REQUIRED TASK: Every line below that mentions the word "کرتے" should be copied out.

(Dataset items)
-- BEGIN --
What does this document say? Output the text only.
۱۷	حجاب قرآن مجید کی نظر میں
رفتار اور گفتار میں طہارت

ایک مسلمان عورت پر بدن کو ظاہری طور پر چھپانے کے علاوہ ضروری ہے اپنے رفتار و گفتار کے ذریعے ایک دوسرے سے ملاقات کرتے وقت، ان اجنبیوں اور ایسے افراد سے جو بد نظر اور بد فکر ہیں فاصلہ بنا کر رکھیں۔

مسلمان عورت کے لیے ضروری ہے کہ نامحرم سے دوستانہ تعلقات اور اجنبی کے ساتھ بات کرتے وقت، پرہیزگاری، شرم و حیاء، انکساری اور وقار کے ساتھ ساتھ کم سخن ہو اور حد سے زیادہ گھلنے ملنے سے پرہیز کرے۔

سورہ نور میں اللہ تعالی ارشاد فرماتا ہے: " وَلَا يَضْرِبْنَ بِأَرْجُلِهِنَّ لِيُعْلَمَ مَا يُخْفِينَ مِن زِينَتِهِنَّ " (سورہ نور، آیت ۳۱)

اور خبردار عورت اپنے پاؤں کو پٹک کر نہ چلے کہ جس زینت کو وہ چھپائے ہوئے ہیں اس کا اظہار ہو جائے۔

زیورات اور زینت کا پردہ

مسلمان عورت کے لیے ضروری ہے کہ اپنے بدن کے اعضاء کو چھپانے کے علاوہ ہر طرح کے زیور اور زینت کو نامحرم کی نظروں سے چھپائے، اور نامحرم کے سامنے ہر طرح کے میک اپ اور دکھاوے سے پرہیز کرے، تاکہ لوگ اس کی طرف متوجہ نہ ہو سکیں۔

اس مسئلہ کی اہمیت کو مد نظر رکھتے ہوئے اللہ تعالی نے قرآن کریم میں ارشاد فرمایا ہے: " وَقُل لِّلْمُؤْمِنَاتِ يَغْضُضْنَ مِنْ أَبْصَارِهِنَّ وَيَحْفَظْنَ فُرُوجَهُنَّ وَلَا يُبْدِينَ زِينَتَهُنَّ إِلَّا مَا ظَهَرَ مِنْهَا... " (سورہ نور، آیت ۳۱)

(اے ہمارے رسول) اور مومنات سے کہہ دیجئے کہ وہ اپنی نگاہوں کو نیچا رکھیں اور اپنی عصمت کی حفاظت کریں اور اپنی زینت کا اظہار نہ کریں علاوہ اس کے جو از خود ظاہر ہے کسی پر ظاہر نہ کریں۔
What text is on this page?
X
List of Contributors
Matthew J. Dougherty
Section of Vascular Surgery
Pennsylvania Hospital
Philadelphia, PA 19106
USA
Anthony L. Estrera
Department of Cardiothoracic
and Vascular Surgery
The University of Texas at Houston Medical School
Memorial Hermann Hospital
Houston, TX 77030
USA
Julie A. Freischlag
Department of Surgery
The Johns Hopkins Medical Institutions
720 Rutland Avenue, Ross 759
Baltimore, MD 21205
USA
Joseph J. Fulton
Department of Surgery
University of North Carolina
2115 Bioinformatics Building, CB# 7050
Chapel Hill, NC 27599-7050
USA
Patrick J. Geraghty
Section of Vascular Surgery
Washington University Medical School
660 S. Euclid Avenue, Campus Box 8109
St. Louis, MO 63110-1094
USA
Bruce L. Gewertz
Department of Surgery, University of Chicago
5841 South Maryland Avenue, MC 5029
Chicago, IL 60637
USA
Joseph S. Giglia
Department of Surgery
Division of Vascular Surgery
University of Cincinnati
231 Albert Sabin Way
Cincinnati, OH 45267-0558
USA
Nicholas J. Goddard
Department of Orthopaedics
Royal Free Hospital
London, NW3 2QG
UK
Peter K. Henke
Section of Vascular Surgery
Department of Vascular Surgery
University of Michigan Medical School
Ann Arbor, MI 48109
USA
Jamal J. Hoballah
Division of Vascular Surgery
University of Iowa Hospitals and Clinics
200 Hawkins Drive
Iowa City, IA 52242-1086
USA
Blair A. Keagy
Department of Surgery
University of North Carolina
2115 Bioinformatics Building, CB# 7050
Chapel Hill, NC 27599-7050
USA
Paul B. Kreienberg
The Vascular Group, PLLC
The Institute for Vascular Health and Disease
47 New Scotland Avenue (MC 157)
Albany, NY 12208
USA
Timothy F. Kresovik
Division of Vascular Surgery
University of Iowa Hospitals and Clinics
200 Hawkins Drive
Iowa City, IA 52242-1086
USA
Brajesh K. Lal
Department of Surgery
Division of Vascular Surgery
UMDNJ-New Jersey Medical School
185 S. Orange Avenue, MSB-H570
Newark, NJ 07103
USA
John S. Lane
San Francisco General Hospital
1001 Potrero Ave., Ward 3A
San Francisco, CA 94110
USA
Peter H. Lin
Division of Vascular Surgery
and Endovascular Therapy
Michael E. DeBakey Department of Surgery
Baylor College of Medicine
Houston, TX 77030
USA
-- END --
FULL OUTPUT:
ایک مسلمان عورت پر بدن کو ظاہری طور پر چھپانے کے علاوہ ضروری ہے اپنے رفتار و گفتار کے ذریعے ایک دوسرے سے ملاقات کرتے وقت، ان اجنبیوں اور ایسے افراد سے جو بد نظر اور بد فکر ہیں فاصلہ بنا کر رکھیں۔
مسلمان عورت کے لیے ضروری ہے کہ نامحرم سے دوستانہ تعلقات اور اجنبی کے ساتھ بات کرتے وقت، پرہیزگاری، شرم و حیاء، انکساری اور وقار کے ساتھ ساتھ کم سخن ہو اور حد سے زیادہ گھلنے ملنے سے پرہیز کرے۔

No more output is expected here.